→ Objective
Retype every item below line for line, without changing a single character.

[Entries from a layout dataset]
══════

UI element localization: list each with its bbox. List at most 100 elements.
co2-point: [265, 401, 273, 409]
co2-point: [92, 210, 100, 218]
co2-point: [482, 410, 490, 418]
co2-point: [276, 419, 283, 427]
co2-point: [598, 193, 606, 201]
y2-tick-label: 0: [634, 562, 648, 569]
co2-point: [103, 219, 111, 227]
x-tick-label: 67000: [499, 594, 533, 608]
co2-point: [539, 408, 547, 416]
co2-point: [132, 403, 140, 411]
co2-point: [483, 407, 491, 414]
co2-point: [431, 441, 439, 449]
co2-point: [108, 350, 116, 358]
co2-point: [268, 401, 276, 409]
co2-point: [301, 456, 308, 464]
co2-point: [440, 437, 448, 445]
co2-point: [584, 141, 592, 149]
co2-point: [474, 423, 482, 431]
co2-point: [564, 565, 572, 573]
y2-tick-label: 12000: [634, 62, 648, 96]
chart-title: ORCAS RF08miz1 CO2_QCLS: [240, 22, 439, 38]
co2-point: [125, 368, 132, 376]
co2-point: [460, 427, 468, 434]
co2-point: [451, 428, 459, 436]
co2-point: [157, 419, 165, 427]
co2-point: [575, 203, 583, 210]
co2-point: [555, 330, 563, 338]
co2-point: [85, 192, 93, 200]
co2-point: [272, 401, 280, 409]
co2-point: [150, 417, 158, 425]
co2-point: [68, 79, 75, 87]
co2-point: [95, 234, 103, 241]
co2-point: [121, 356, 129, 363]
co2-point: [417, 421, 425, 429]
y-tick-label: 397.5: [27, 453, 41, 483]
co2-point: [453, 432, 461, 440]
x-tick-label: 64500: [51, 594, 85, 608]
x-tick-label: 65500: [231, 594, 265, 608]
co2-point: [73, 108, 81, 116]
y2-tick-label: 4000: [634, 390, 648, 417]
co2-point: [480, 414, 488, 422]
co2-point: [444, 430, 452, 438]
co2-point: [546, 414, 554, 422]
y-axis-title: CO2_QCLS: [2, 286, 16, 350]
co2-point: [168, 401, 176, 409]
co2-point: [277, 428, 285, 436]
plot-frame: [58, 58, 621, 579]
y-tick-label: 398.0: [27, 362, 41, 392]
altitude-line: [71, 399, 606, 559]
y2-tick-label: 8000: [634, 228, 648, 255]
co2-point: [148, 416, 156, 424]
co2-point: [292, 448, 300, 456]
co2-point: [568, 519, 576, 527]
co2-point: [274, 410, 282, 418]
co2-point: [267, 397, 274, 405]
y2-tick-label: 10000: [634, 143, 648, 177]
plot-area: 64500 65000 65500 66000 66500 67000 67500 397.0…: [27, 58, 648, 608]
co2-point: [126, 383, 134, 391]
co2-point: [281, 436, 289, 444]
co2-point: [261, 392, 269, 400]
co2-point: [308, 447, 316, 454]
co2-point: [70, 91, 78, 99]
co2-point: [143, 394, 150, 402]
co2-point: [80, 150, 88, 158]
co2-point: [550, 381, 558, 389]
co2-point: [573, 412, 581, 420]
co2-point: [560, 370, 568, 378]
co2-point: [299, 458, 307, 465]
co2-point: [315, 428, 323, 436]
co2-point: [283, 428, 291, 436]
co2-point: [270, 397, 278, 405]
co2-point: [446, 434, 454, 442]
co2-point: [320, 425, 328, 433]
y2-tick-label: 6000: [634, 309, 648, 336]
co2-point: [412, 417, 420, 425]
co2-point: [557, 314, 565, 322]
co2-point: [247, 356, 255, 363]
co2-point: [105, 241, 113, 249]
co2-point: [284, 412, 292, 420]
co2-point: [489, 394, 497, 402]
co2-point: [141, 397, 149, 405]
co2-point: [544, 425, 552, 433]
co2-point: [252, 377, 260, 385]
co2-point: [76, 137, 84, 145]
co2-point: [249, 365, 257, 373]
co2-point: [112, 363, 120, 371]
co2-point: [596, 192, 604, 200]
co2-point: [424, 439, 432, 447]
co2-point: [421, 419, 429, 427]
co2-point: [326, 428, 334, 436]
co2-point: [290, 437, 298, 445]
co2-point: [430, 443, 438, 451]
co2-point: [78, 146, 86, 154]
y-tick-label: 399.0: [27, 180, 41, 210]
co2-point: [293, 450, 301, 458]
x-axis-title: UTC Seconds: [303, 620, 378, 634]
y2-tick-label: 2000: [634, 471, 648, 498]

══════

→ Answer for the task
UI element localization: list each with its bbox. List at most 100 elements.
co2-point: [265, 401, 273, 409]
co2-point: [92, 210, 100, 218]
co2-point: [482, 410, 490, 418]
co2-point: [276, 419, 283, 427]
co2-point: [598, 193, 606, 201]
y2-tick-label: 0: [634, 562, 648, 569]
co2-point: [103, 219, 111, 227]
x-tick-label: 67000: [499, 594, 533, 608]
co2-point: [539, 408, 547, 416]
co2-point: [132, 403, 140, 411]
co2-point: [483, 407, 491, 414]
co2-point: [431, 441, 439, 449]
co2-point: [108, 350, 116, 358]
co2-point: [268, 401, 276, 409]
co2-point: [301, 456, 308, 464]
co2-point: [440, 437, 448, 445]
co2-point: [584, 141, 592, 149]
co2-point: [474, 423, 482, 431]
co2-point: [564, 565, 572, 573]
y2-tick-label: 12000: [634, 62, 648, 96]
chart-title: ORCAS RF08miz1 CO2_QCLS: [240, 22, 439, 38]
co2-point: [125, 368, 132, 376]
co2-point: [460, 427, 468, 434]
co2-point: [451, 428, 459, 436]
co2-point: [157, 419, 165, 427]
co2-point: [575, 203, 583, 210]
co2-point: [555, 330, 563, 338]
co2-point: [85, 192, 93, 200]
co2-point: [272, 401, 280, 409]
co2-point: [150, 417, 158, 425]
co2-point: [68, 79, 75, 87]
co2-point: [95, 234, 103, 241]
co2-point: [121, 356, 129, 363]
co2-point: [417, 421, 425, 429]
y-tick-label: 397.5: [27, 453, 41, 483]
co2-point: [453, 432, 461, 440]
x-tick-label: 64500: [51, 594, 85, 608]
x-tick-label: 65500: [231, 594, 265, 608]
co2-point: [73, 108, 81, 116]
y2-tick-label: 4000: [634, 390, 648, 417]
co2-point: [480, 414, 488, 422]
co2-point: [444, 430, 452, 438]
co2-point: [546, 414, 554, 422]
y-axis-title: CO2_QCLS: [2, 286, 16, 350]
co2-point: [168, 401, 176, 409]
co2-point: [277, 428, 285, 436]
plot-frame: [58, 58, 621, 579]
y-tick-label: 398.0: [27, 362, 41, 392]
altitude-line: [71, 399, 606, 559]
y2-tick-label: 8000: [634, 228, 648, 255]
co2-point: [148, 416, 156, 424]
co2-point: [292, 448, 300, 456]
co2-point: [568, 519, 576, 527]
co2-point: [274, 410, 282, 418]
co2-point: [267, 397, 274, 405]
y2-tick-label: 10000: [634, 143, 648, 177]
plot-area: 64500 65000 65500 66000 66500 67000 67500 397.0…: [27, 58, 648, 608]
co2-point: [126, 383, 134, 391]
co2-point: [281, 436, 289, 444]
co2-point: [261, 392, 269, 400]
co2-point: [308, 447, 316, 454]
co2-point: [70, 91, 78, 99]
co2-point: [143, 394, 150, 402]
co2-point: [80, 150, 88, 158]
co2-point: [550, 381, 558, 389]
co2-point: [573, 412, 581, 420]
co2-point: [560, 370, 568, 378]
co2-point: [299, 458, 307, 465]
co2-point: [315, 428, 323, 436]
co2-point: [283, 428, 291, 436]
co2-point: [270, 397, 278, 405]
co2-point: [446, 434, 454, 442]
co2-point: [320, 425, 328, 433]
y2-tick-label: 6000: [634, 309, 648, 336]
co2-point: [412, 417, 420, 425]
co2-point: [557, 314, 565, 322]
co2-point: [247, 356, 255, 363]
co2-point: [105, 241, 113, 249]
co2-point: [284, 412, 292, 420]
co2-point: [489, 394, 497, 402]
co2-point: [141, 397, 149, 405]
co2-point: [544, 425, 552, 433]
co2-point: [252, 377, 260, 385]
co2-point: [76, 137, 84, 145]
co2-point: [249, 365, 257, 373]
co2-point: [112, 363, 120, 371]
co2-point: [596, 192, 604, 200]
co2-point: [424, 439, 432, 447]
co2-point: [421, 419, 429, 427]
co2-point: [326, 428, 334, 436]
co2-point: [290, 437, 298, 445]
co2-point: [430, 443, 438, 451]
co2-point: [78, 146, 86, 154]
y-tick-label: 399.0: [27, 180, 41, 210]
co2-point: [293, 450, 301, 458]
x-axis-title: UTC Seconds: [303, 620, 378, 634]
y2-tick-label: 2000: [634, 471, 648, 498]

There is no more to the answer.